(Goal):
Transcribe every line of the records verbatim.

* begin *

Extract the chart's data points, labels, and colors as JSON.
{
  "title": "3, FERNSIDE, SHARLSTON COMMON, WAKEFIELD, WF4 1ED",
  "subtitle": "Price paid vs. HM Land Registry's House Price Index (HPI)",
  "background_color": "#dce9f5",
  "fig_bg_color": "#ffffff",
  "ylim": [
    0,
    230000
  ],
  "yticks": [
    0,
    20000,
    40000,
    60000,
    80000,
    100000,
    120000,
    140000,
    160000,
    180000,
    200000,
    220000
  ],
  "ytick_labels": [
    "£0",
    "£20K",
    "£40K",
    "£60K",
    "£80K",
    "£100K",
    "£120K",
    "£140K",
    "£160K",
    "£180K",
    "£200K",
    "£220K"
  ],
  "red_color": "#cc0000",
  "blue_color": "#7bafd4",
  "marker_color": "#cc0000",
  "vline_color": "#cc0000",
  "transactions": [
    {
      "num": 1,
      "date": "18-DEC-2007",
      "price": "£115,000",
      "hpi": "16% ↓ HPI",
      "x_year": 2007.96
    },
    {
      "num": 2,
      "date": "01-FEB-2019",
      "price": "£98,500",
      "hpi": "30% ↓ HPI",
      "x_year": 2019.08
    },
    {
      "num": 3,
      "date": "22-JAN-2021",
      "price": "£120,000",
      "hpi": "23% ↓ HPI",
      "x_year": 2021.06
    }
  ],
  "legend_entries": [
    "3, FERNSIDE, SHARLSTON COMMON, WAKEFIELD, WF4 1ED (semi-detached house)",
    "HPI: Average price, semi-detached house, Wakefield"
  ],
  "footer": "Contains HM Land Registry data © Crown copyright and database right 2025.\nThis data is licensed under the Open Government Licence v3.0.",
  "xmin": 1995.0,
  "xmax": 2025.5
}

* end *

(Response):
Extract the chart's data points, labels, and colors as JSON.
{
  "title": "3, FERNSIDE, SHARLSTON COMMON, WAKEFIELD, WF4 1ED",
  "subtitle": "Price paid vs. HM Land Registry's House Price Index (HPI)",
  "background_color": "#dce9f5",
  "fig_bg_color": "#ffffff",
  "ylim": [
    0,
    230000
  ],
  "yticks": [
    0,
    20000,
    40000,
    60000,
    80000,
    100000,
    120000,
    140000,
    160000,
    180000,
    200000,
    220000
  ],
  "ytick_labels": [
    "£0",
    "£20K",
    "£40K",
    "£60K",
    "£80K",
    "£100K",
    "£120K",
    "£140K",
    "£160K",
    "£180K",
    "£200K",
    "£220K"
  ],
  "red_color": "#cc0000",
  "blue_color": "#7bafd4",
  "marker_color": "#cc0000",
  "vline_color": "#cc0000",
  "transactions": [
    {
      "num": 1,
      "date": "18-DEC-2007",
      "price": "£115,000",
      "hpi": "16% ↓ HPI",
      "x_year": 2007.96
    },
    {
      "num": 2,
      "date": "01-FEB-2019",
      "price": "£98,500",
      "hpi": "30% ↓ HPI",
      "x_year": 2019.08
    },
    {
      "num": 3,
      "date": "22-JAN-2021",
      "price": "£120,000",
      "hpi": "23% ↓ HPI",
      "x_year": 2021.06
    }
  ],
  "legend_entries": [
    "3, FERNSIDE, SHARLSTON COMMON, WAKEFIELD, WF4 1ED (semi-detached house)",
    "HPI: Average price, semi-detached house, Wakefield"
  ],
  "footer": "Contains HM Land Registry data © Crown copyright and database right 2025.\nThis data is licensed under the Open Government Licence v3.0.",
  "xmin": 1995.0,
  "xmax": 2025.5
}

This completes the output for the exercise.